━━━━━ Supplied data

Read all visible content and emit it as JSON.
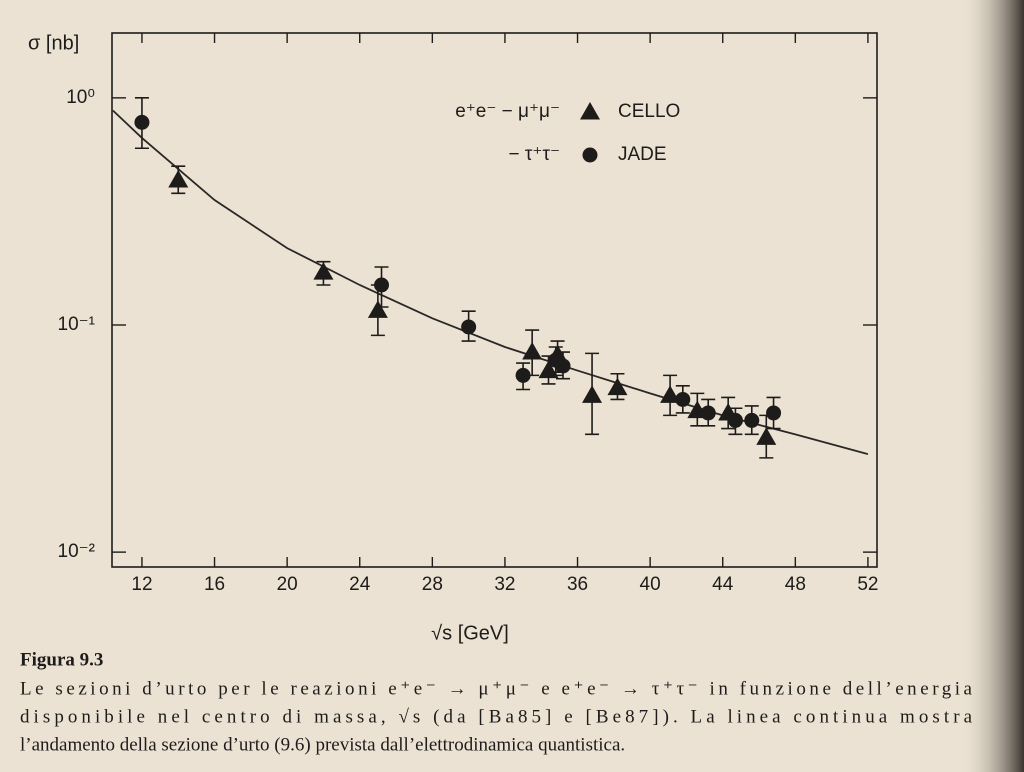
{
  "chart_data": {
    "type": "scatter",
    "y_label": "σ [nb]",
    "x_label": "√s [GeV]",
    "log_y": true,
    "xlim": [
      10.35,
      52.5
    ],
    "ylim": [
      0.0086,
      1.93
    ],
    "xticks": [
      12,
      16,
      20,
      24,
      28,
      32,
      36,
      40,
      44,
      48,
      52
    ],
    "yticks": [
      {
        "value": 1,
        "label": "10⁰"
      },
      {
        "value": 0.1,
        "label": "10⁻¹"
      },
      {
        "value": 0.01,
        "label": "10⁻²"
      }
    ],
    "reaction_labels": [
      "e⁺e⁻ − μ⁺μ⁻",
      "− τ⁺τ⁻"
    ],
    "series": [
      {
        "name": "CELLO",
        "marker": "triangle",
        "color": "#1e1c1a",
        "x": [
          14,
          22,
          25,
          33.5,
          34.4,
          34.9,
          36.8,
          38.2,
          41.1,
          42.6,
          44.3,
          46.4
        ],
        "values": [
          0.435,
          0.171,
          0.116,
          0.076,
          0.063,
          0.074,
          0.049,
          0.053,
          0.049,
          0.042,
          0.041,
          0.032
        ],
        "lower": [
          0.38,
          0.15,
          0.09,
          0.06,
          0.055,
          0.062,
          0.033,
          0.047,
          0.04,
          0.036,
          0.035,
          0.026
        ],
        "upper": [
          0.5,
          0.19,
          0.15,
          0.095,
          0.073,
          0.085,
          0.075,
          0.061,
          0.06,
          0.05,
          0.048,
          0.04
        ]
      },
      {
        "name": "JADE",
        "marker": "circle",
        "color": "#1e1c1a",
        "x": [
          12,
          25.2,
          30,
          33,
          34.8,
          35.2,
          41.8,
          43.2,
          44.7,
          45.6,
          46.8
        ],
        "values": [
          0.78,
          0.15,
          0.098,
          0.06,
          0.07,
          0.066,
          0.047,
          0.041,
          0.038,
          0.038,
          0.041
        ],
        "lower": [
          0.6,
          0.12,
          0.085,
          0.052,
          0.06,
          0.058,
          0.041,
          0.036,
          0.033,
          0.033,
          0.035
        ],
        "upper": [
          1.0,
          0.18,
          0.115,
          0.068,
          0.08,
          0.076,
          0.054,
          0.047,
          0.043,
          0.044,
          0.048
        ]
      }
    ],
    "curve": {
      "color": "#2a2826",
      "x": [
        10.4,
        12,
        16,
        20,
        24,
        28,
        32,
        36,
        40,
        44,
        48,
        52
      ],
      "values": [
        0.88,
        0.666,
        0.355,
        0.218,
        0.15,
        0.107,
        0.08,
        0.063,
        0.05,
        0.04,
        0.033,
        0.027
      ]
    },
    "caption": {
      "label": "Figura 9.3",
      "lines": [
        "Le sezioni d’urto per le reazioni e⁺e⁻ → μ⁺μ⁻ e e⁺e⁻ → τ⁺τ⁻ in funzione dell’energia",
        "disponibile nel centro di massa, √s (da [Ba85] e [Be87]). La linea continua mostra",
        "l’andamento della sezione d’urto (9.6) prevista dall’elettrodinamica quantistica."
      ]
    }
  }
}
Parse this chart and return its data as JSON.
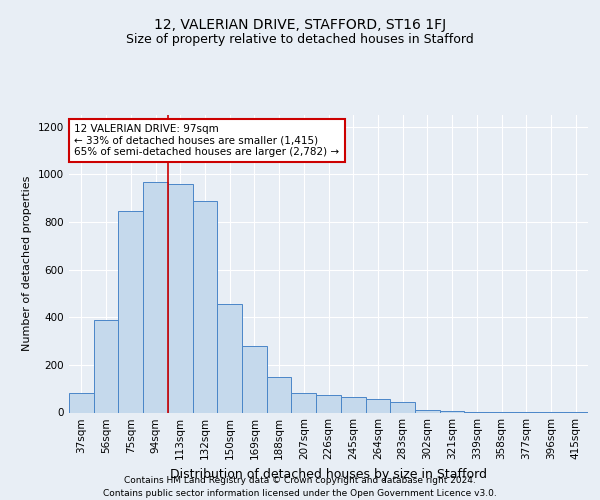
{
  "title1": "12, VALERIAN DRIVE, STAFFORD, ST16 1FJ",
  "title2": "Size of property relative to detached houses in Stafford",
  "xlabel": "Distribution of detached houses by size in Stafford",
  "ylabel": "Number of detached properties",
  "categories": [
    "37sqm",
    "56sqm",
    "75sqm",
    "94sqm",
    "113sqm",
    "132sqm",
    "150sqm",
    "169sqm",
    "188sqm",
    "207sqm",
    "226sqm",
    "245sqm",
    "264sqm",
    "283sqm",
    "302sqm",
    "321sqm",
    "339sqm",
    "358sqm",
    "377sqm",
    "396sqm",
    "415sqm"
  ],
  "values": [
    80,
    390,
    845,
    970,
    960,
    890,
    455,
    280,
    150,
    80,
    75,
    65,
    55,
    45,
    10,
    5,
    4,
    3,
    2,
    1,
    1
  ],
  "bar_color": "#c5d9ec",
  "bar_edge_color": "#4a86c8",
  "vline_x_index": 4,
  "vline_color": "#cc0000",
  "annotation_line1": "12 VALERIAN DRIVE: 97sqm",
  "annotation_line2": "← 33% of detached houses are smaller (1,415)",
  "annotation_line3": "65% of semi-detached houses are larger (2,782) →",
  "annotation_box_color": "white",
  "annotation_box_edge_color": "#cc0000",
  "ylim": [
    0,
    1250
  ],
  "yticks": [
    0,
    200,
    400,
    600,
    800,
    1000,
    1200
  ],
  "footer1": "Contains HM Land Registry data © Crown copyright and database right 2024.",
  "footer2": "Contains public sector information licensed under the Open Government Licence v3.0.",
  "bg_color": "#e8eef5",
  "plot_bg_color": "#e8eef5",
  "grid_color": "#ffffff",
  "title_fontsize": 10,
  "subtitle_fontsize": 9,
  "ylabel_fontsize": 8,
  "xlabel_fontsize": 9,
  "tick_fontsize": 7.5,
  "footer_fontsize": 6.5
}
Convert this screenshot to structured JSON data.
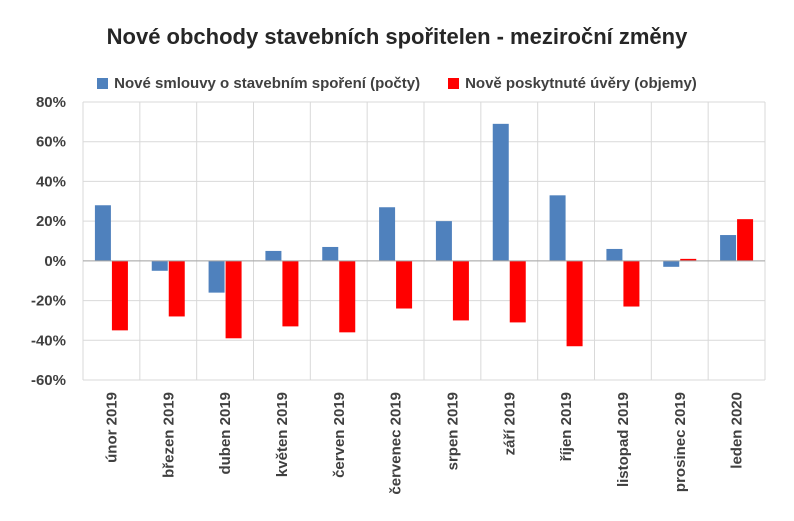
{
  "chart_data": {
    "type": "bar",
    "title": "Nové obchody stavebních spořitelen - meziroční změny",
    "xlabel": "",
    "ylabel": "",
    "ylim": [
      -60,
      80
    ],
    "yticks": [
      -60,
      -40,
      -20,
      0,
      20,
      40,
      60,
      80
    ],
    "ytick_labels": [
      "-60%",
      "-40%",
      "-20%",
      "0%",
      "20%",
      "40%",
      "60%",
      "80%"
    ],
    "grid": true,
    "legend_position": "top",
    "categories": [
      "únor 2019",
      "březen 2019",
      "duben 2019",
      "květen 2019",
      "červen 2019",
      "červenec 2019",
      "srpen 2019",
      "září 2019",
      "říjen 2019",
      "listopad 2019",
      "prosinec 2019",
      "leden 2020"
    ],
    "series": [
      {
        "name": "Nové smlouvy o stavebním spoření (počty)",
        "color": "#4f81bd",
        "values": [
          28,
          -5,
          -16,
          5,
          7,
          27,
          20,
          69,
          33,
          6,
          -3,
          13
        ]
      },
      {
        "name": "Nově poskytnuté úvěry (objemy)",
        "color": "#ff0000",
        "values": [
          -35,
          -28,
          -39,
          -33,
          -36,
          -24,
          -30,
          -31,
          -43,
          -23,
          1,
          21
        ]
      }
    ]
  }
}
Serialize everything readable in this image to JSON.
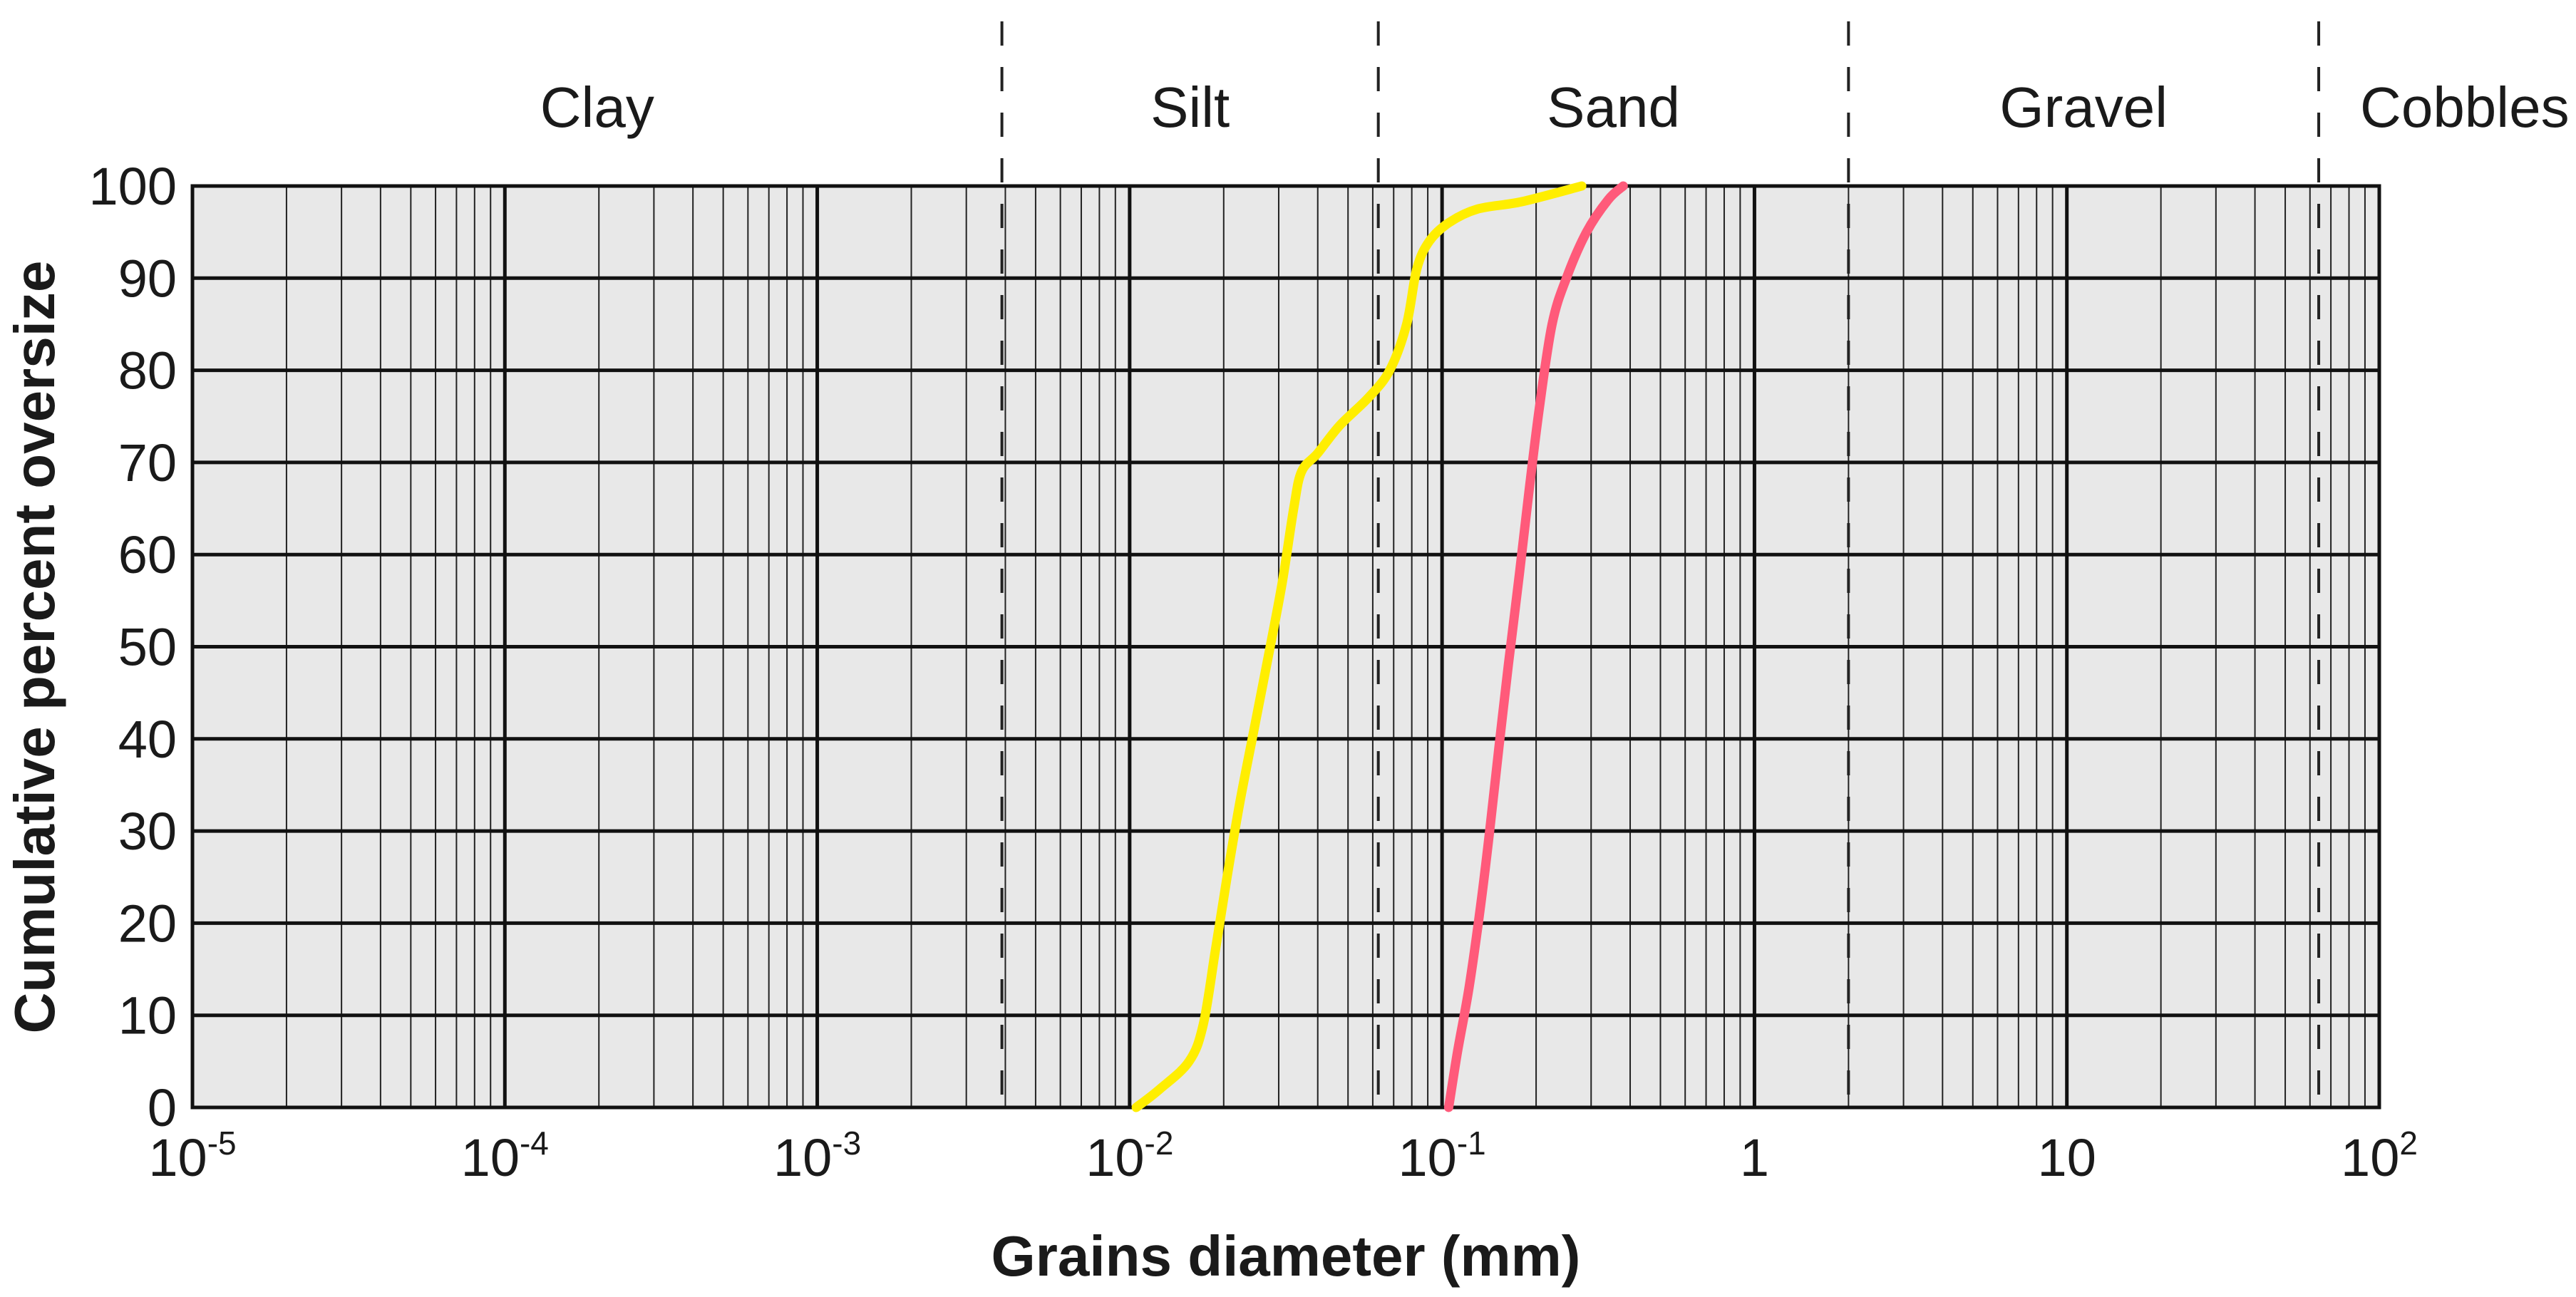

━━━━━━━━━━

> **Written problem**
Omit every picture, then reproduce the rest of the listing exactly.

> **Answer to the problem**
Read all visible content and emit it as JSON.
{
  "chart_data": {
    "type": "scatter",
    "y_label": "σ [nb]",
    "x_label": "√s [GeV]",
    "log_y": true,
    "xlim": [
      10.35,
      52.5
    ],
    "ylim": [
      0.0086,
      1.93
    ],
    "xticks": [
      12,
      16,
      20,
      24,
      28,
      32,
      36,
      40,
      44,
      48,
      52
    ],
    "yticks": [
      {
        "value": 1,
        "label": "10⁰"
      },
      {
        "value": 0.1,
        "label": "10⁻¹"
      },
      {
        "value": 0.01,
        "label": "10⁻²"
      }
    ],
    "reaction_labels": [
      "e⁺e⁻ − μ⁺μ⁻",
      "− τ⁺τ⁻"
    ],
    "series": [
      {
        "name": "CELLO",
        "marker": "triangle",
        "color": "#1e1c1a",
        "x": [
          14,
          22,
          25,
          33.5,
          34.4,
          34.9,
          36.8,
          38.2,
          41.1,
          42.6,
          44.3,
          46.4
        ],
        "values": [
          0.435,
          0.171,
          0.116,
          0.076,
          0.063,
          0.074,
          0.049,
          0.053,
          0.049,
          0.042,
          0.041,
          0.032
        ],
        "lower": [
          0.38,
          0.15,
          0.09,
          0.06,
          0.055,
          0.062,
          0.033,
          0.047,
          0.04,
          0.036,
          0.035,
          0.026
        ],
        "upper": [
          0.5,
          0.19,
          0.15,
          0.095,
          0.073,
          0.085,
          0.075,
          0.061,
          0.06,
          0.05,
          0.048,
          0.04
        ]
      },
      {
        "name": "JADE",
        "marker": "circle",
        "color": "#1e1c1a",
        "x": [
          12,
          25.2,
          30,
          33,
          34.8,
          35.2,
          41.8,
          43.2,
          44.7,
          45.6,
          46.8
        ],
        "values": [
          0.78,
          0.15,
          0.098,
          0.06,
          0.07,
          0.066,
          0.047,
          0.041,
          0.038,
          0.038,
          0.041
        ],
        "lower": [
          0.6,
          0.12,
          0.085,
          0.052,
          0.06,
          0.058,
          0.041,
          0.036,
          0.033,
          0.033,
          0.035
        ],
        "upper": [
          1.0,
          0.18,
          0.115,
          0.068,
          0.08,
          0.076,
          0.054,
          0.047,
          0.043,
          0.044,
          0.048
        ]
      }
    ],
    "curve": {
      "color": "#2a2826",
      "x": [
        10.4,
        12,
        16,
        20,
        24,
        28,
        32,
        36,
        40,
        44,
        48,
        52
      ],
      "values": [
        0.88,
        0.666,
        0.355,
        0.218,
        0.15,
        0.107,
        0.08,
        0.063,
        0.05,
        0.04,
        0.033,
        0.027
      ]
    },
    "caption": {
      "label": "Figura 9.3",
      "lines": [
        "Le sezioni d’urto per le reazioni e⁺e⁻ → μ⁺μ⁻ e e⁺e⁻ → τ⁺τ⁻ in funzione dell’energia",
        "disponibile nel centro di massa, √s (da [Ba85] e [Be87]). La linea continua mostra",
        "l’andamento della sezione d’urto (9.6) prevista dall’elettrodinamica quantistica."
      ]
    }
  }
}
Parse this chart and return its data as JSON.
{
  "title1": "12, VALERIAN DRIVE, STAFFORD, ST16 1FJ",
  "title2": "Size of property relative to detached houses in Stafford",
  "xlabel": "Distribution of detached houses by size in Stafford",
  "ylabel": "Number of detached properties",
  "categories": [
    "37sqm",
    "56sqm",
    "75sqm",
    "94sqm",
    "113sqm",
    "132sqm",
    "150sqm",
    "169sqm",
    "188sqm",
    "207sqm",
    "226sqm",
    "245sqm",
    "264sqm",
    "283sqm",
    "302sqm",
    "321sqm",
    "339sqm",
    "358sqm",
    "377sqm",
    "396sqm",
    "415sqm"
  ],
  "values": [
    80,
    390,
    845,
    970,
    960,
    890,
    455,
    280,
    150,
    80,
    75,
    65,
    55,
    45,
    10,
    5,
    4,
    3,
    2,
    1,
    1
  ],
  "bar_color": "#c5d9ec",
  "bar_edge_color": "#4a86c8",
  "vline_x_index": 4,
  "vline_color": "#cc0000",
  "annotation_line1": "12 VALERIAN DRIVE: 97sqm",
  "annotation_line2": "← 33% of detached houses are smaller (1,415)",
  "annotation_line3": "65% of semi-detached houses are larger (2,782) →",
  "annotation_box_color": "white",
  "annotation_box_edge_color": "#cc0000",
  "ylim": [
    0,
    1250
  ],
  "yticks": [
    0,
    200,
    400,
    600,
    800,
    1000,
    1200
  ],
  "footer1": "Contains HM Land Registry data © Crown copyright and database right 2024.",
  "footer2": "Contains public sector information licensed under the Open Government Licence v3.0.",
  "bg_color": "#e8eef5",
  "plot_bg_color": "#e8eef5",
  "grid_color": "#ffffff",
  "title_fontsize": 10,
  "subtitle_fontsize": 9,
  "ylabel_fontsize": 8,
  "xlabel_fontsize": 9,
  "tick_fontsize": 7.5,
  "footer_fontsize": 6.5
}
Convert this screenshot to structured JSON data.
{
  "chart_data": {
    "type": "bar",
    "title": "Nové obchody stavebních spořitelen - meziroční změny",
    "xlabel": "",
    "ylabel": "",
    "ylim": [
      -60,
      80
    ],
    "yticks": [
      -60,
      -40,
      -20,
      0,
      20,
      40,
      60,
      80
    ],
    "ytick_labels": [
      "-60%",
      "-40%",
      "-20%",
      "0%",
      "20%",
      "40%",
      "60%",
      "80%"
    ],
    "grid": true,
    "legend_position": "top",
    "categories": [
      "únor 2019",
      "březen 2019",
      "duben 2019",
      "květen 2019",
      "červen 2019",
      "červenec 2019",
      "srpen 2019",
      "září 2019",
      "říjen 2019",
      "listopad 2019",
      "prosinec 2019",
      "leden 2020"
    ],
    "series": [
      {
        "name": "Nové smlouvy o stavebním spoření (počty)",
        "color": "#4f81bd",
        "values": [
          28,
          -5,
          -16,
          5,
          7,
          27,
          20,
          69,
          33,
          6,
          -3,
          13
        ]
      },
      {
        "name": "Nově poskytnuté úvěry (objemy)",
        "color": "#ff0000",
        "values": [
          -35,
          -28,
          -39,
          -33,
          -36,
          -24,
          -30,
          -31,
          -43,
          -23,
          1,
          21
        ]
      }
    ]
  }
}
Serialize everything readable in this image to JSON.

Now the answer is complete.